§ INFORMATION PROVIDED:
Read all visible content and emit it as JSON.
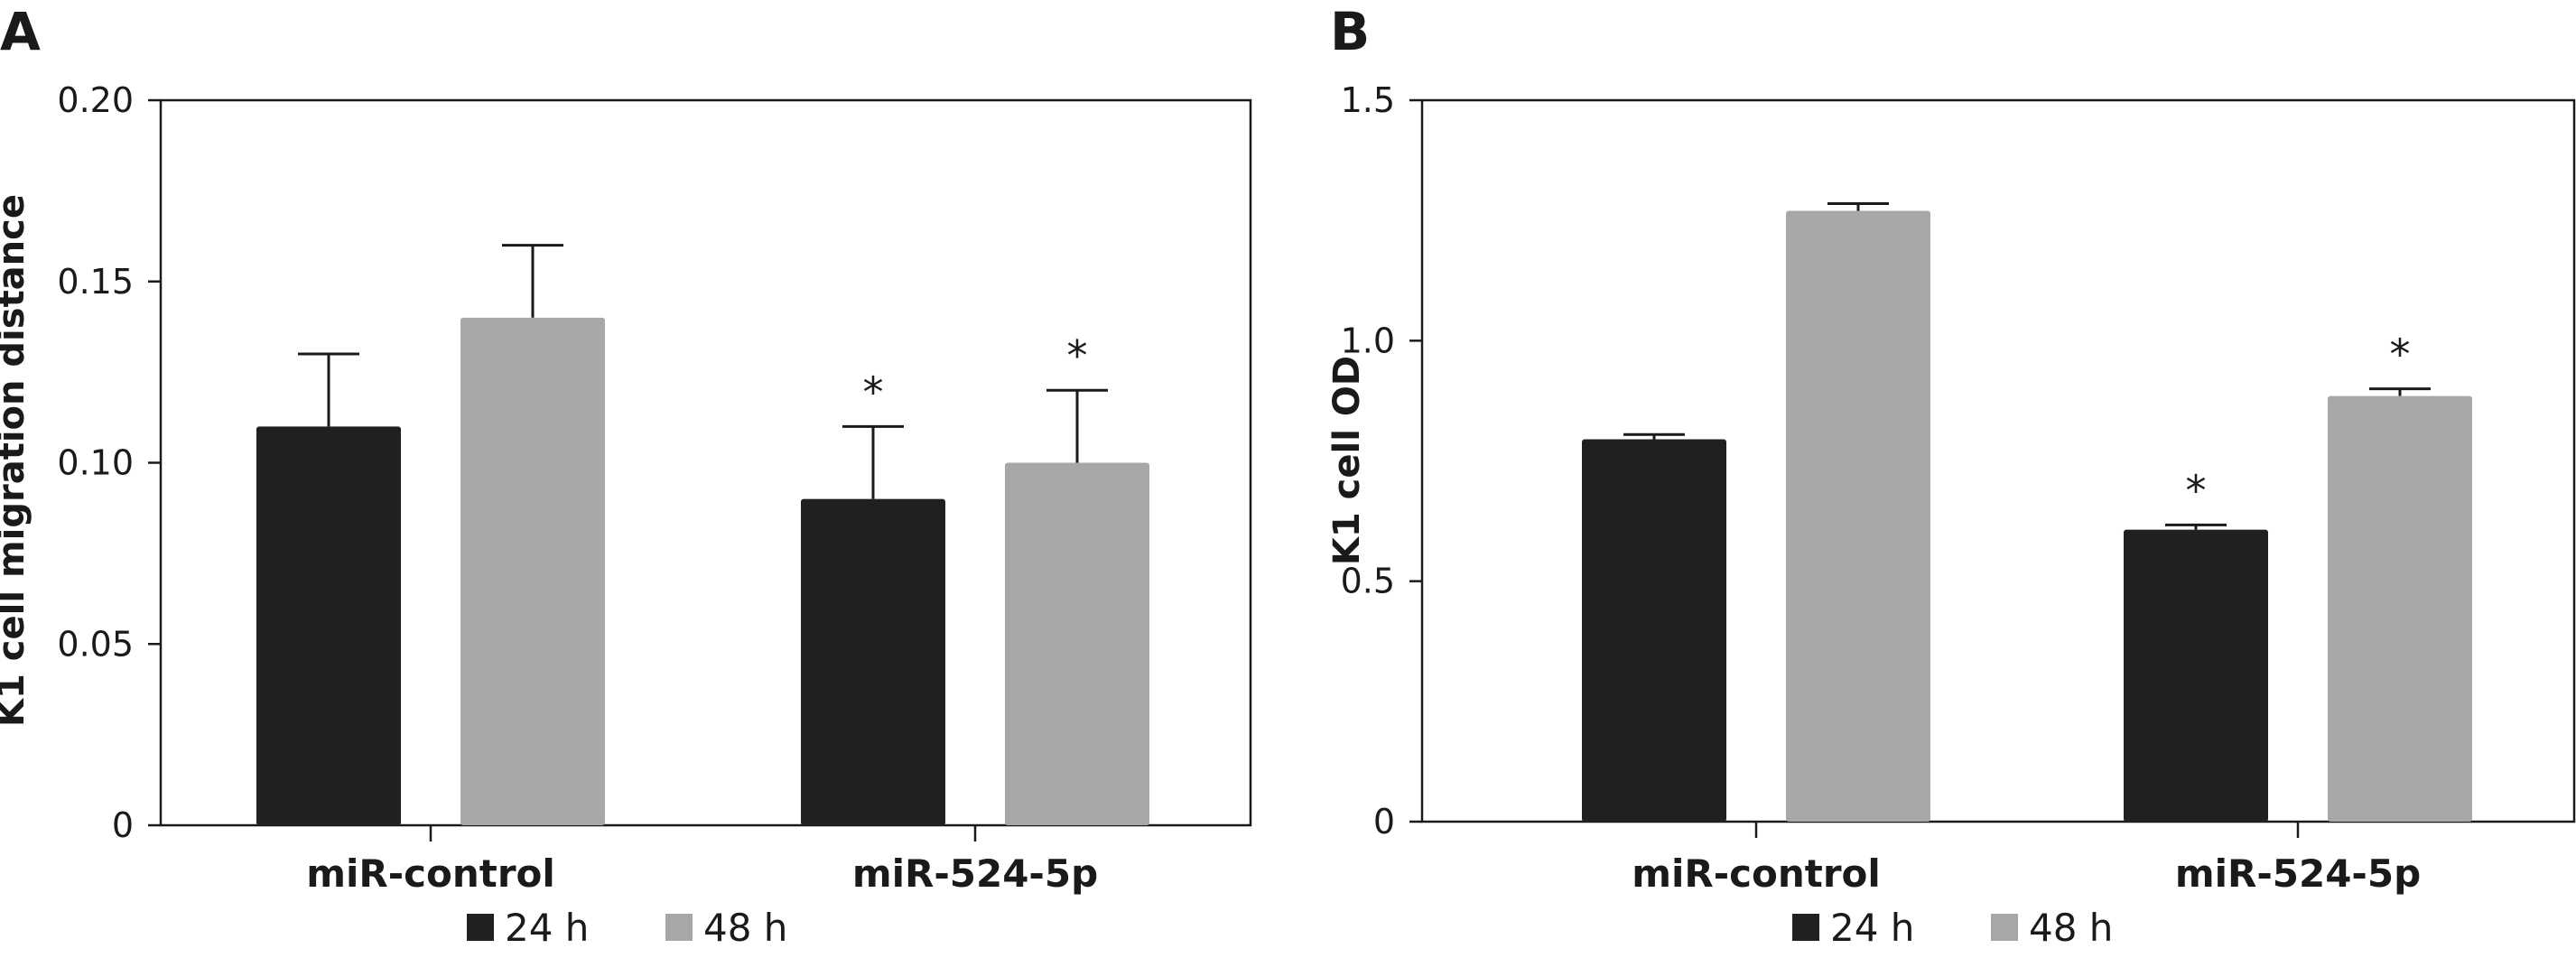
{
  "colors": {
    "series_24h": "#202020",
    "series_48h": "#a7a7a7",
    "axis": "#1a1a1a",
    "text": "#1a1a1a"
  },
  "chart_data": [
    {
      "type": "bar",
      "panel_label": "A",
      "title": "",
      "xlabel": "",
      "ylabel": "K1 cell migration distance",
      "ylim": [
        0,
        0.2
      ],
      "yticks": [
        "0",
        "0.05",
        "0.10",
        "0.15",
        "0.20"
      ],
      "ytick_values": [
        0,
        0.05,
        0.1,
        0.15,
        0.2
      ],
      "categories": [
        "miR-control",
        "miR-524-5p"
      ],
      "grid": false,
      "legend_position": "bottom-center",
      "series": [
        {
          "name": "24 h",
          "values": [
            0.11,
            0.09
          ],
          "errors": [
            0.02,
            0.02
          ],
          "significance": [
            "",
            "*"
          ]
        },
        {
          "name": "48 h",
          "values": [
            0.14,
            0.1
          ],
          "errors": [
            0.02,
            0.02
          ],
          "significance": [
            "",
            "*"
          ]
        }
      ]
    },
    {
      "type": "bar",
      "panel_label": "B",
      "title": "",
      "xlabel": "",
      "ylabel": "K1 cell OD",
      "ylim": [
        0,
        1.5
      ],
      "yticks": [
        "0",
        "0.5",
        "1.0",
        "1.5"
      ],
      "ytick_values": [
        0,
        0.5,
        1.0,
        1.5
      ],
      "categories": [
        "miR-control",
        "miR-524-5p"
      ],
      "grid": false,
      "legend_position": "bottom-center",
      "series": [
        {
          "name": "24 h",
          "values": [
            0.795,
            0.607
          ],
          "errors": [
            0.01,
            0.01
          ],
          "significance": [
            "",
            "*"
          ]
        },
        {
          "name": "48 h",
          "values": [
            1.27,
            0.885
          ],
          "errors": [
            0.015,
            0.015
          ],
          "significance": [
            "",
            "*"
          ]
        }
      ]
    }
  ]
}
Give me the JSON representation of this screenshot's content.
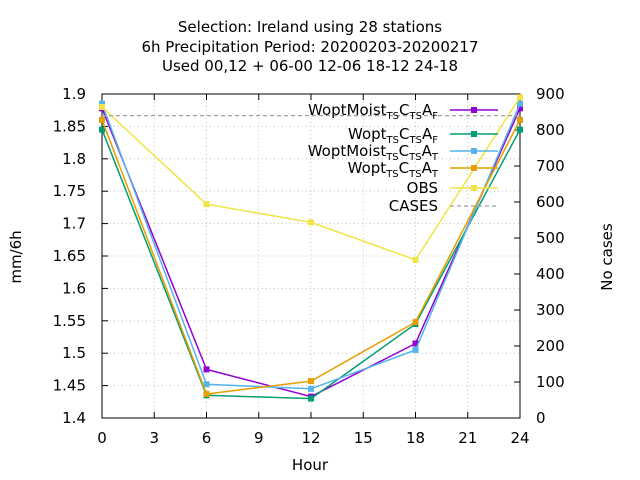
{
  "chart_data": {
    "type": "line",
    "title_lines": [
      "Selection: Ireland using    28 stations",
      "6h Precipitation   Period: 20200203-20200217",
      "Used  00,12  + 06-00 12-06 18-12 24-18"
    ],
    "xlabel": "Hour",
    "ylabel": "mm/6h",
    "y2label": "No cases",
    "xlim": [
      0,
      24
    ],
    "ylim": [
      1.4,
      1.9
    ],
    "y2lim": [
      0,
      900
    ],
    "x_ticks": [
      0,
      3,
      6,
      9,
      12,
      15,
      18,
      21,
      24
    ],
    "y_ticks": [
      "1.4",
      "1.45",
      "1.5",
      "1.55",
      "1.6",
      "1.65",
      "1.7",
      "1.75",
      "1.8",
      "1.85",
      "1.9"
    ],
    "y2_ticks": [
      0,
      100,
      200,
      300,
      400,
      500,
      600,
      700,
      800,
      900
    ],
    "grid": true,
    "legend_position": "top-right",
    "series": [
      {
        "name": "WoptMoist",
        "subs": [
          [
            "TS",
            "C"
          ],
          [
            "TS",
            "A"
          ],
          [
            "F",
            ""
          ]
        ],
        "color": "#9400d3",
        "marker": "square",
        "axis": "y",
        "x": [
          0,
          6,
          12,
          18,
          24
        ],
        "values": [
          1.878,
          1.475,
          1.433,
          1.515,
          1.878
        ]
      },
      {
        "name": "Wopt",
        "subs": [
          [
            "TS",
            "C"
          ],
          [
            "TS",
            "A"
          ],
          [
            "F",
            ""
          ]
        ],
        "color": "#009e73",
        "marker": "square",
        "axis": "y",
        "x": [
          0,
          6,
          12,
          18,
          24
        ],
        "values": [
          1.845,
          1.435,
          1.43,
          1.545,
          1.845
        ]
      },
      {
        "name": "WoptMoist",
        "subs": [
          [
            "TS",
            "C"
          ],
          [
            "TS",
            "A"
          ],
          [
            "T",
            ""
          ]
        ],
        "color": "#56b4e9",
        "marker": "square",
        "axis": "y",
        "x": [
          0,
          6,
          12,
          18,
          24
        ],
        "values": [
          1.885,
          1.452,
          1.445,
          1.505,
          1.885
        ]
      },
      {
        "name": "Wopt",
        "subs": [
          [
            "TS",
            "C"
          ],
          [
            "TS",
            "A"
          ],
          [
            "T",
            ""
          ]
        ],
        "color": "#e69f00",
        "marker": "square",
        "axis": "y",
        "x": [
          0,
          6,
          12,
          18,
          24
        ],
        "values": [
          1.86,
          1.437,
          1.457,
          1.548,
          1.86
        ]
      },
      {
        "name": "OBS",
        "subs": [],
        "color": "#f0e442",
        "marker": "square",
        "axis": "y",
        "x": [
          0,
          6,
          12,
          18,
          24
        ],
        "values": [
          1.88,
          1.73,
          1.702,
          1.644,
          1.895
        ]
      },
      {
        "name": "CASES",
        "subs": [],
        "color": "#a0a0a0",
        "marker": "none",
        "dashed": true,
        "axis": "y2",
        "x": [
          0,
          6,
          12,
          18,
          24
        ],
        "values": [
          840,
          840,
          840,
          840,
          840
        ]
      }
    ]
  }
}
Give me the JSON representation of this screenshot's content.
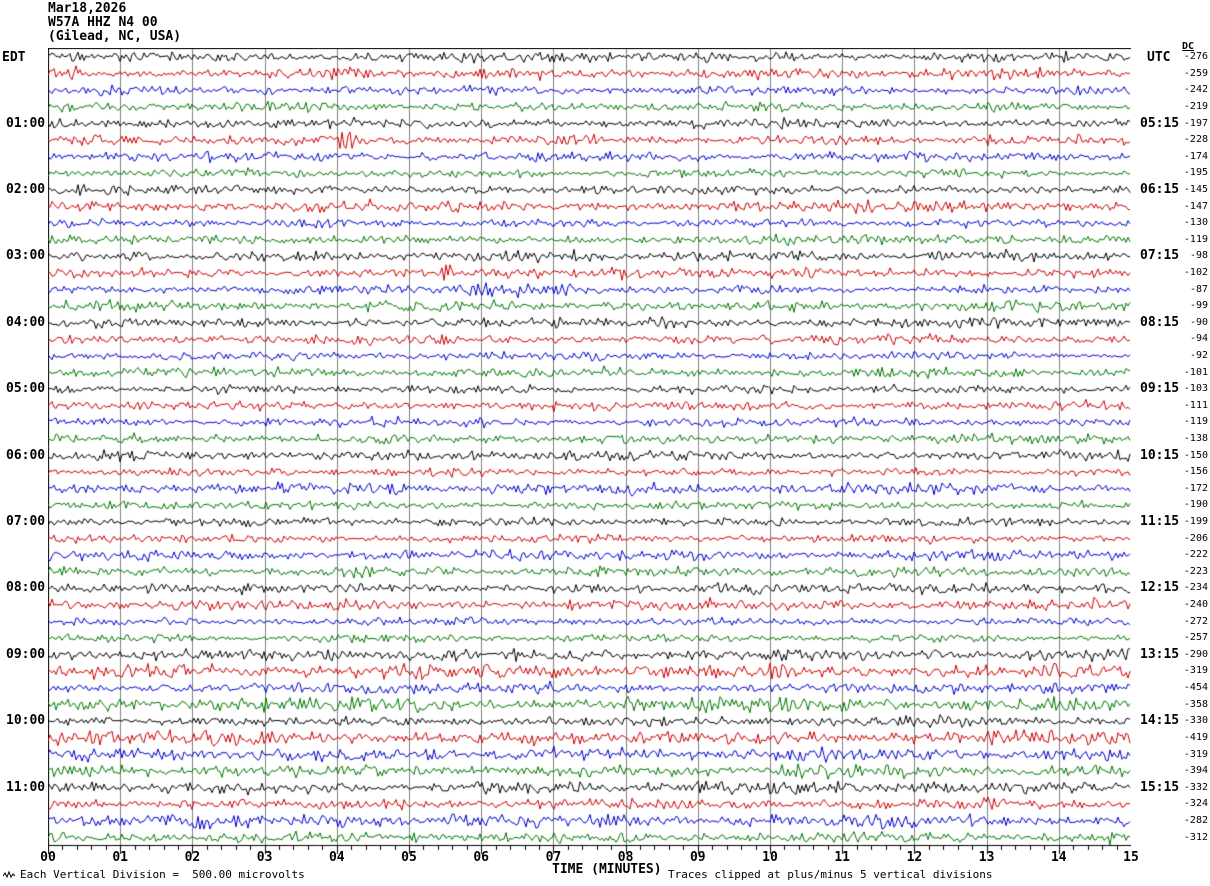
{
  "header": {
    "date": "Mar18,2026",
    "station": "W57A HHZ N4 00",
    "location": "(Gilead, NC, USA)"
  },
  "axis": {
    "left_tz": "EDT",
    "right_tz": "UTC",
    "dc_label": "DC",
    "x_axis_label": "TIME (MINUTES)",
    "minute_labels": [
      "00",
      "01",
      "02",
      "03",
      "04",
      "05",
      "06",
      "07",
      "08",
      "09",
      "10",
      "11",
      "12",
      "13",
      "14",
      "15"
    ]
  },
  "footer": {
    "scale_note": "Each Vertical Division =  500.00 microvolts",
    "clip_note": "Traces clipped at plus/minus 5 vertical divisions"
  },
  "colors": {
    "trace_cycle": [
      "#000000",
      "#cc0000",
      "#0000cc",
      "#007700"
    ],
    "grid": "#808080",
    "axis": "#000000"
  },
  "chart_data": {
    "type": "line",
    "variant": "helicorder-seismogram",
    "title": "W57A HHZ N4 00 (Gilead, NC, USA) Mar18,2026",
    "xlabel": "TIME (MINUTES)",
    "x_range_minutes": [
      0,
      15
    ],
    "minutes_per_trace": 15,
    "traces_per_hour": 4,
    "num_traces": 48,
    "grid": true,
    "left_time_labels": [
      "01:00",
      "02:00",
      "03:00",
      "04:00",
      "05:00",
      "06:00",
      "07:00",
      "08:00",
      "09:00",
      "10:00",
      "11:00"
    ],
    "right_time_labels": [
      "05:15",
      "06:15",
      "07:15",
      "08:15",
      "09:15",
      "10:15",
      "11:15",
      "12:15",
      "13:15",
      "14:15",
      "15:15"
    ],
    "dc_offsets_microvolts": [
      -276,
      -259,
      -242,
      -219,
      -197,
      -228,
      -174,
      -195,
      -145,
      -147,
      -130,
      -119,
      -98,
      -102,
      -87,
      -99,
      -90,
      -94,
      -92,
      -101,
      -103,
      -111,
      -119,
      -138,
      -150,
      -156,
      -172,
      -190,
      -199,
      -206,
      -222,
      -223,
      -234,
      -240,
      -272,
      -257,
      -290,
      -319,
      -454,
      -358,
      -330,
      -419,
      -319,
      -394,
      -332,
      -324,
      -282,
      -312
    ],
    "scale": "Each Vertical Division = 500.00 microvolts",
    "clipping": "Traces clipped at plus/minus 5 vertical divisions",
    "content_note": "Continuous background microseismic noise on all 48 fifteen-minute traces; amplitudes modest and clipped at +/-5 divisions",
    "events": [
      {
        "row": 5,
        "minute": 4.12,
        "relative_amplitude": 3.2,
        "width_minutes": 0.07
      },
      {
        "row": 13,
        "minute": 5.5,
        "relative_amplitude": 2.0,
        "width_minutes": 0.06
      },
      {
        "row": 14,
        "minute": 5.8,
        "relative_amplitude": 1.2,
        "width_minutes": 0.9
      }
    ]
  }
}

§ WHAT YOU HAVE TO DO: Check every line of the data above for the string "clipped", and copy those that have it.

§ SOLUTION TO THE EXERCISE:
    "clip_note": "Traces clipped at plus/minus 5 vertical divisions"
    "clipping": "Traces clipped at plus/minus 5 vertical divisions",
    "content_note": "Continuous background microseismic noise on all 48 fifteen-minute traces; amplitudes modest and clipped at +/-5 divisions",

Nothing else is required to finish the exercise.